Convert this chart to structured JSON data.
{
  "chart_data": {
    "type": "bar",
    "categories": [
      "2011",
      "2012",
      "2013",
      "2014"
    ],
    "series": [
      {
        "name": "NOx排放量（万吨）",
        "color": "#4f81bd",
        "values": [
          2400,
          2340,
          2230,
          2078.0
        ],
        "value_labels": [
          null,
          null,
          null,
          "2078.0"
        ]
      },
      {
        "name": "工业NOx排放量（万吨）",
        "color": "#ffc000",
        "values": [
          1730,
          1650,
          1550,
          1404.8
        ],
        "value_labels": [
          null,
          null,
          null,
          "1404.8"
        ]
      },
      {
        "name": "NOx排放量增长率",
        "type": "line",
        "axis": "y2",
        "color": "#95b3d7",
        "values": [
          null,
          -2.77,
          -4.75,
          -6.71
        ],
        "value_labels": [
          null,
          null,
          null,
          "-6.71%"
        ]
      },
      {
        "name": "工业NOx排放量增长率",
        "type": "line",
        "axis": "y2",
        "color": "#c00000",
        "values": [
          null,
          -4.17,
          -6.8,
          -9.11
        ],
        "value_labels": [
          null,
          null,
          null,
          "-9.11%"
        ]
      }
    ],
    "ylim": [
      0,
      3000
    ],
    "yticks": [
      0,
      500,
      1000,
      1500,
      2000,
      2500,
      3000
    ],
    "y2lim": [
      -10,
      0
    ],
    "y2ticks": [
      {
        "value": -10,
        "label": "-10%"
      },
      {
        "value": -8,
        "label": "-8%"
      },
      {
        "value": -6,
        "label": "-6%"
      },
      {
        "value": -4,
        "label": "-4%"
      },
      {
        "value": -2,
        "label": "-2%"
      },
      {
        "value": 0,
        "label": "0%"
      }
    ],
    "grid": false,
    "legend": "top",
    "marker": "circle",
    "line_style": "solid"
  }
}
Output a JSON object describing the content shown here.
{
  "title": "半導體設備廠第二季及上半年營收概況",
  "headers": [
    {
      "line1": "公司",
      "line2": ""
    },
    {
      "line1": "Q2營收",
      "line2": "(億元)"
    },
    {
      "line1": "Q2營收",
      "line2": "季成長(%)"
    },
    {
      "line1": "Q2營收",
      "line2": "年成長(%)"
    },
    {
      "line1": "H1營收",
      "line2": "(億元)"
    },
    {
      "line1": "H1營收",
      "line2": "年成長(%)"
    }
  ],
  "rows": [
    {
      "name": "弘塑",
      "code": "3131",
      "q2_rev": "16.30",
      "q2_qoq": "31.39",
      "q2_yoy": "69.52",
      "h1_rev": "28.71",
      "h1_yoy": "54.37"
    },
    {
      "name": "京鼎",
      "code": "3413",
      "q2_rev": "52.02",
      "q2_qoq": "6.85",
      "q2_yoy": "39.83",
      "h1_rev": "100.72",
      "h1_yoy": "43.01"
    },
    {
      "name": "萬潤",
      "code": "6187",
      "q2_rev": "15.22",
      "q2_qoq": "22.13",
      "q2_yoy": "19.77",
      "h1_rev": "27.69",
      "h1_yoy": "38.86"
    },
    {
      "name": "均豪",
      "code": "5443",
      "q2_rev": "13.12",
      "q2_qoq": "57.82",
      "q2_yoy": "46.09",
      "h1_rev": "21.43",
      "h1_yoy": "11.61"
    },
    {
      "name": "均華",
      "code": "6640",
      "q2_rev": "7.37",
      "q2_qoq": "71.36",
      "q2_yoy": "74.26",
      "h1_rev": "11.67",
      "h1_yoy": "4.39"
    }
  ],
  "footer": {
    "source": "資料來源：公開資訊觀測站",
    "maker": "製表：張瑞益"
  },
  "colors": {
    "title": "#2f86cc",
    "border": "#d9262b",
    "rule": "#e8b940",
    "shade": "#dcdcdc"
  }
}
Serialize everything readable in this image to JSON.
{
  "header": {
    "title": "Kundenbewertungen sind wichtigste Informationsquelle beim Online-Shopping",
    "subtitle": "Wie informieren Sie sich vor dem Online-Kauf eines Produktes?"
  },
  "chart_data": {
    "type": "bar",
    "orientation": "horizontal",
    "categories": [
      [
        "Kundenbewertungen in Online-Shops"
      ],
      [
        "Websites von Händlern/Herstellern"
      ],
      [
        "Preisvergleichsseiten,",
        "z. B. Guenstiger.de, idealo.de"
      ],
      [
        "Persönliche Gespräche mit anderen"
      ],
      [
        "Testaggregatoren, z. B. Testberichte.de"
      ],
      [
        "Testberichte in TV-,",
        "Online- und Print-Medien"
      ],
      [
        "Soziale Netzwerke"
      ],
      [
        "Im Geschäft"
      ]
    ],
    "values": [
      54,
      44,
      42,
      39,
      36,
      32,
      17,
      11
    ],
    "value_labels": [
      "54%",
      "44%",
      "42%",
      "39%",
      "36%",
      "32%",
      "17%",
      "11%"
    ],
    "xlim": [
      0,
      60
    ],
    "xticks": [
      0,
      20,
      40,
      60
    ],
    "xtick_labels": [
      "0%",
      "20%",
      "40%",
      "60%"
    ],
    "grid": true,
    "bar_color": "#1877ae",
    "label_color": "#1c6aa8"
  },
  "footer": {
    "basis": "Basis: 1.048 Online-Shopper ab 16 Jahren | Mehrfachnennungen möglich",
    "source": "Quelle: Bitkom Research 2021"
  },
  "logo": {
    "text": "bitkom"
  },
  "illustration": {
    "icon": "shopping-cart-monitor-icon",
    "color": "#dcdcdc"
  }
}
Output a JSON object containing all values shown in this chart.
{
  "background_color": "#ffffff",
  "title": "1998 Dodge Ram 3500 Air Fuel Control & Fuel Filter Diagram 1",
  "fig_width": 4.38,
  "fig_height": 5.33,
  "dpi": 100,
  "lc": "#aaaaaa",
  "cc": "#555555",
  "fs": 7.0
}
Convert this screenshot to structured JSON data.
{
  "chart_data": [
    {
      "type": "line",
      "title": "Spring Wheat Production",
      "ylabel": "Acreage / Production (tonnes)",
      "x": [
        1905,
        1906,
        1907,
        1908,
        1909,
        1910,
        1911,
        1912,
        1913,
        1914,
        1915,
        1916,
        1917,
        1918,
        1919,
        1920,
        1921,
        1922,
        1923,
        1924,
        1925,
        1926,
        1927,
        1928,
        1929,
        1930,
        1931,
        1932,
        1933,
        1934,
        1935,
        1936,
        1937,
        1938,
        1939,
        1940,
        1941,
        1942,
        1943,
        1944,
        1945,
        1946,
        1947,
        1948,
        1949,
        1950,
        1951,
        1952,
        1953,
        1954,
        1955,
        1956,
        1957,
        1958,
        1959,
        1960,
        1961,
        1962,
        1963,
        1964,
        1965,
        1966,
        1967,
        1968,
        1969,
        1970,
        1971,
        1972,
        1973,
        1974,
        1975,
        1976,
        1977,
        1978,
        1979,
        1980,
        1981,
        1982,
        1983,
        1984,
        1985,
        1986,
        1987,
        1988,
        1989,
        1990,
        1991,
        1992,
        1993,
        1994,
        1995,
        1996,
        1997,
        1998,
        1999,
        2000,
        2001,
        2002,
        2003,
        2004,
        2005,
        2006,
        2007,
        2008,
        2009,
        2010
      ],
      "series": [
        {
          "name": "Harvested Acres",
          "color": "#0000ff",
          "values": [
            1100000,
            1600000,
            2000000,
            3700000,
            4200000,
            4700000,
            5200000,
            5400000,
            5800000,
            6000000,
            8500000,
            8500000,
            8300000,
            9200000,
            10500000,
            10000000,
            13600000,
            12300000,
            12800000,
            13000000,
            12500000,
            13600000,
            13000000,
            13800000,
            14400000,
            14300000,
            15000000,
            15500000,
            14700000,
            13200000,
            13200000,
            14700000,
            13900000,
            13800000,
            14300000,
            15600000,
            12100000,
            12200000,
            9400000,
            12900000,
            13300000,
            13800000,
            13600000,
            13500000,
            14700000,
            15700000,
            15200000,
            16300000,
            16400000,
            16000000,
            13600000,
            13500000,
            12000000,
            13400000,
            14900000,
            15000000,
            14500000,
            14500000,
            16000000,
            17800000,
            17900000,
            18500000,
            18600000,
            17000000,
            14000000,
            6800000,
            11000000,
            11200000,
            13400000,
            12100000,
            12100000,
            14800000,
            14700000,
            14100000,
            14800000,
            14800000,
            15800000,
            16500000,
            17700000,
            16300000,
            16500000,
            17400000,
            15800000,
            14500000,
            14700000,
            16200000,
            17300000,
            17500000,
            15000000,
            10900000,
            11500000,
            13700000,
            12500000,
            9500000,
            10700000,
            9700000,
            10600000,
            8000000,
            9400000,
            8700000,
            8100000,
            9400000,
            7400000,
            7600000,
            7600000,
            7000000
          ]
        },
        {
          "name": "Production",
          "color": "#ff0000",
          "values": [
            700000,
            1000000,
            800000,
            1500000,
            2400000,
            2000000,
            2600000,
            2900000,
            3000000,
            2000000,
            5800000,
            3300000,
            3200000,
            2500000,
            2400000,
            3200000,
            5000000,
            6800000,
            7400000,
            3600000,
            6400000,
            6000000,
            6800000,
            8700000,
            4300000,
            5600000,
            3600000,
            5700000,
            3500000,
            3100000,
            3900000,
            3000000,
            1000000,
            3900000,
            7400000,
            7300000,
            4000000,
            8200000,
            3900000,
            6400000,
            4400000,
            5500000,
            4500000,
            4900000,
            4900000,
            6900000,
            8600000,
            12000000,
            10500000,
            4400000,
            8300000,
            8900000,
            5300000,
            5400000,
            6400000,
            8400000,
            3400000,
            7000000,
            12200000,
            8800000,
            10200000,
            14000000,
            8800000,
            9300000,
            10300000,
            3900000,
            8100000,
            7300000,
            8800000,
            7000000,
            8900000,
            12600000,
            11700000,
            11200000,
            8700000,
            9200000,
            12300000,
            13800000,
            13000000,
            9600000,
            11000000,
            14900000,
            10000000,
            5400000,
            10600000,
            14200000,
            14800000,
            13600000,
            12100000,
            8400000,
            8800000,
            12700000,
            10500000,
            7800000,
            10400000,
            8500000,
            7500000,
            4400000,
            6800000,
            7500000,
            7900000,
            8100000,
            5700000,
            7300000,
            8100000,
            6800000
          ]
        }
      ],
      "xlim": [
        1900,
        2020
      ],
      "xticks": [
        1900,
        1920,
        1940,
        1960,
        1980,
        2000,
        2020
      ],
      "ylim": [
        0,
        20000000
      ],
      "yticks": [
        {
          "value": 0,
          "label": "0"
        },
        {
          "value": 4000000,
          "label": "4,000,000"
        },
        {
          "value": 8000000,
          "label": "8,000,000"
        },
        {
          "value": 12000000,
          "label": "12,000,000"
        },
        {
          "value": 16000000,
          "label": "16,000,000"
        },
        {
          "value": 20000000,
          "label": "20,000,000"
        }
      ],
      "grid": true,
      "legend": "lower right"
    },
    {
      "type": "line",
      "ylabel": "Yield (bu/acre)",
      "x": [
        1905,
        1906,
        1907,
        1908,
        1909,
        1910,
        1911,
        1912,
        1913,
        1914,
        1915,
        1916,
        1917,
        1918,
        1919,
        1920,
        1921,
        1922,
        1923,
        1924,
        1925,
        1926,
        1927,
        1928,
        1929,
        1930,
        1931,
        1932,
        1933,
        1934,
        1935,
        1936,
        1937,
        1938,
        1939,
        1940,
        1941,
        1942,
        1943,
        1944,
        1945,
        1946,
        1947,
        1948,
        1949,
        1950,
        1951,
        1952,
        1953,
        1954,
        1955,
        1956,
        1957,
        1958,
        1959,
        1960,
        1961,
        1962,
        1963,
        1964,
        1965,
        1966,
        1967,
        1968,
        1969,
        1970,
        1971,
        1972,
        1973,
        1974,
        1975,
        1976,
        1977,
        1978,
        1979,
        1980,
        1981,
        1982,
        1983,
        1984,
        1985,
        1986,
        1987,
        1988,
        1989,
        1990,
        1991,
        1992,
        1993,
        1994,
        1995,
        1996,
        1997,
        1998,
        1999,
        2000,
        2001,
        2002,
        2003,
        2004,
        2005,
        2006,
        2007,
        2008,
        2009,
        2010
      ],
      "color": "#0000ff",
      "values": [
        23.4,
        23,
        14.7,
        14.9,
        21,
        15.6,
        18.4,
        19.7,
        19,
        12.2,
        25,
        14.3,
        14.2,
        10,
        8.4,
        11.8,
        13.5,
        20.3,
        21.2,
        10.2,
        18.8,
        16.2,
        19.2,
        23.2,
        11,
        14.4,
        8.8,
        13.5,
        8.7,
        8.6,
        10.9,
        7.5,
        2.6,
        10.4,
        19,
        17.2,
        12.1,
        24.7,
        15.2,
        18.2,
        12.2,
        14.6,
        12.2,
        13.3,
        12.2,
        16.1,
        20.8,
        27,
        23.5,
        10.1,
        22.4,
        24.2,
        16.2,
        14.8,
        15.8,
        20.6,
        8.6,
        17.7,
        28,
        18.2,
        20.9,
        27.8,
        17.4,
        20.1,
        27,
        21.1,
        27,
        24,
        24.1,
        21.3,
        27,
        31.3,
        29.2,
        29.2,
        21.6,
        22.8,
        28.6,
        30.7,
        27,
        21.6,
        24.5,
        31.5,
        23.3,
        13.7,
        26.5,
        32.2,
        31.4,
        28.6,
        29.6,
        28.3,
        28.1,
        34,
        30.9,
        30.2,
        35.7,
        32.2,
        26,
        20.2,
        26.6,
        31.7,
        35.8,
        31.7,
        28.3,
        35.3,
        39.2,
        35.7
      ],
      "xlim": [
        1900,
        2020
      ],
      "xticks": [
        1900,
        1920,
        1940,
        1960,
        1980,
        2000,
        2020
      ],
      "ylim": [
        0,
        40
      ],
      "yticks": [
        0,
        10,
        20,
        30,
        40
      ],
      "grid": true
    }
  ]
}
• • • • •
PROMPT: Take every line that includes the string "structured" and copy it.

RIGHT ANSWER:
Convert this chart to structured JSON data.
Convert this screenshot to structured JSON data.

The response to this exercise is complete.